» **Records shown**:
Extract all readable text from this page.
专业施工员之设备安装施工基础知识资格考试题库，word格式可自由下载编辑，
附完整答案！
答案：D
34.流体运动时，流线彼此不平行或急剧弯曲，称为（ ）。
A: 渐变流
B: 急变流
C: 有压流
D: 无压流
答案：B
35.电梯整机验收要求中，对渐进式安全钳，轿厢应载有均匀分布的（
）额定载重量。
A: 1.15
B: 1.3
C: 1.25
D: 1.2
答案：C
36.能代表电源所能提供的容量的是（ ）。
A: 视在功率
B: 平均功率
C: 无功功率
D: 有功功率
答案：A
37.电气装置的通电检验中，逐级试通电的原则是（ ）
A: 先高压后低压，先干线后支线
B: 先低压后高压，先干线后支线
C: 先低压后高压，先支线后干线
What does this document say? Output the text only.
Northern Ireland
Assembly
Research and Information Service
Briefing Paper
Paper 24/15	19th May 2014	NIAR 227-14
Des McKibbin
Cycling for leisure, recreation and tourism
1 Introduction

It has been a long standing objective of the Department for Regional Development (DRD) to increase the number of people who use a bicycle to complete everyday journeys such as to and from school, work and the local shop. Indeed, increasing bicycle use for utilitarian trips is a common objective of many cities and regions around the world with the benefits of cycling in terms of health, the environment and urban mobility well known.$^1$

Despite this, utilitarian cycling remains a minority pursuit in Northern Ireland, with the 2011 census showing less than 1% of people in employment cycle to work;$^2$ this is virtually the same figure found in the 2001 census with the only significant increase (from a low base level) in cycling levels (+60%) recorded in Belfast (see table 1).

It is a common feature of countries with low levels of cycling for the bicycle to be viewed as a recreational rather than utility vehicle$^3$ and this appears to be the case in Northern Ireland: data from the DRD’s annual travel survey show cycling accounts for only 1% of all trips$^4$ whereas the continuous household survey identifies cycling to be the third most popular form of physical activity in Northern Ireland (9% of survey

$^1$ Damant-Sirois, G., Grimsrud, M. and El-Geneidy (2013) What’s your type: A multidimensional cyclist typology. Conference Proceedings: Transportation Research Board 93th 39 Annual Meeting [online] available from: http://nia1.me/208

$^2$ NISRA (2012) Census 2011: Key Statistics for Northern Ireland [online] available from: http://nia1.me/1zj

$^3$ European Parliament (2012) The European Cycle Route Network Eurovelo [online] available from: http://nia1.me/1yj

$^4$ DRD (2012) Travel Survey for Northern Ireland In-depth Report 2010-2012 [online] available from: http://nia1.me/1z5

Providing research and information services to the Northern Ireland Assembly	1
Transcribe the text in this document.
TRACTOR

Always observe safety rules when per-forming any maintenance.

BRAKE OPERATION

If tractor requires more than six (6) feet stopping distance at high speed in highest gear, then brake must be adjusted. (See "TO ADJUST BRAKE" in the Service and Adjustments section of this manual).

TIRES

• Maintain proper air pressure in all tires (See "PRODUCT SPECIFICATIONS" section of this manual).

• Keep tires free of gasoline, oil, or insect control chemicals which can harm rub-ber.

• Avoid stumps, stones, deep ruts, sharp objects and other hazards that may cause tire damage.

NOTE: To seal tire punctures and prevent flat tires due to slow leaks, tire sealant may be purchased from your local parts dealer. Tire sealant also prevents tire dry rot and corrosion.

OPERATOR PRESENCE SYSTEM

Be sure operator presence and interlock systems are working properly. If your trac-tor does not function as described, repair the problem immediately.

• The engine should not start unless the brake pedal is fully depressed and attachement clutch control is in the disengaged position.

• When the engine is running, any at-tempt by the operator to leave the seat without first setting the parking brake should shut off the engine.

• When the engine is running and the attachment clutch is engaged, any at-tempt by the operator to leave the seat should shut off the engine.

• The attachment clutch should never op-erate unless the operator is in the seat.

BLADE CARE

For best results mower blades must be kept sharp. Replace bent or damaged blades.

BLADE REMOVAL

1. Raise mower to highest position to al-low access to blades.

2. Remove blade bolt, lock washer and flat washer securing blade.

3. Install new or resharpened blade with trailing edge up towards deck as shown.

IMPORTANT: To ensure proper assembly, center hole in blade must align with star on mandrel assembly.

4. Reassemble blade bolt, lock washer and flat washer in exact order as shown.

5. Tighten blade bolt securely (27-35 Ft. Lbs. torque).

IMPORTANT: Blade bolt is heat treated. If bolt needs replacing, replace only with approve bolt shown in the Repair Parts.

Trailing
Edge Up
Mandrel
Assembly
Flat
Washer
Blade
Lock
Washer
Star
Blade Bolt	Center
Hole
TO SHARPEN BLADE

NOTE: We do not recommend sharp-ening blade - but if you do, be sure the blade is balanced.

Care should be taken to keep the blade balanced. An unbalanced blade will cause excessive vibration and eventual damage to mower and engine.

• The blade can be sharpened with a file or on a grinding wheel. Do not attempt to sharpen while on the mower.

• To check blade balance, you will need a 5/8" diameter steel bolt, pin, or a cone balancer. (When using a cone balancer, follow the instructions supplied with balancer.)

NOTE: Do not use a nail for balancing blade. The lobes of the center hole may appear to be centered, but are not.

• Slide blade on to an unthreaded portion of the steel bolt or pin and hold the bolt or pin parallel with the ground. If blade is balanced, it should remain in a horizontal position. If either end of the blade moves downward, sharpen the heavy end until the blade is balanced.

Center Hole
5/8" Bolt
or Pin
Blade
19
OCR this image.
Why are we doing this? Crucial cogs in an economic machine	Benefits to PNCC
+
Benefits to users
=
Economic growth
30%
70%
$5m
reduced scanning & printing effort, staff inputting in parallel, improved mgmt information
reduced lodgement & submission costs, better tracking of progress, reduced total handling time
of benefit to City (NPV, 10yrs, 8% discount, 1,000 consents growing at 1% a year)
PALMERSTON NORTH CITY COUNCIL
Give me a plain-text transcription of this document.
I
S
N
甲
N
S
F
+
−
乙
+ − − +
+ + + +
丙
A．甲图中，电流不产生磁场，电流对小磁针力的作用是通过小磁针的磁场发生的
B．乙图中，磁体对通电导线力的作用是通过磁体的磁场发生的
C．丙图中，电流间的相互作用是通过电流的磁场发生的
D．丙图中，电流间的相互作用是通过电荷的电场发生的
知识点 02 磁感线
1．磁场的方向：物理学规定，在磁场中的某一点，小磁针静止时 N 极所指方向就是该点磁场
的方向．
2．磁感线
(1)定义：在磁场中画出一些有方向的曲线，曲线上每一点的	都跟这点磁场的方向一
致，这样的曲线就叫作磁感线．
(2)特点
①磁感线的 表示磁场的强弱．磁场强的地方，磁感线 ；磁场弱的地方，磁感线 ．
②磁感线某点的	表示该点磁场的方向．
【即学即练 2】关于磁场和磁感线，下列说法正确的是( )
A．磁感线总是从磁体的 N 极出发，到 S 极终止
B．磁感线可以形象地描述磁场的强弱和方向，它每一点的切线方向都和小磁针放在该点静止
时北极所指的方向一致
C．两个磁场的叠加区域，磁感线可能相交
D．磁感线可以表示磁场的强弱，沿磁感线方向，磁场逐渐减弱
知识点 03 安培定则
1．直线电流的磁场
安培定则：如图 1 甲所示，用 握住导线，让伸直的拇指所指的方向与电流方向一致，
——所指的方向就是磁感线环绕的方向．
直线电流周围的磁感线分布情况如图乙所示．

» **Task objective**:
Find every line in the entries that includes the word "your", then state how many there are and nothing else.

» **Exercise solution**:
3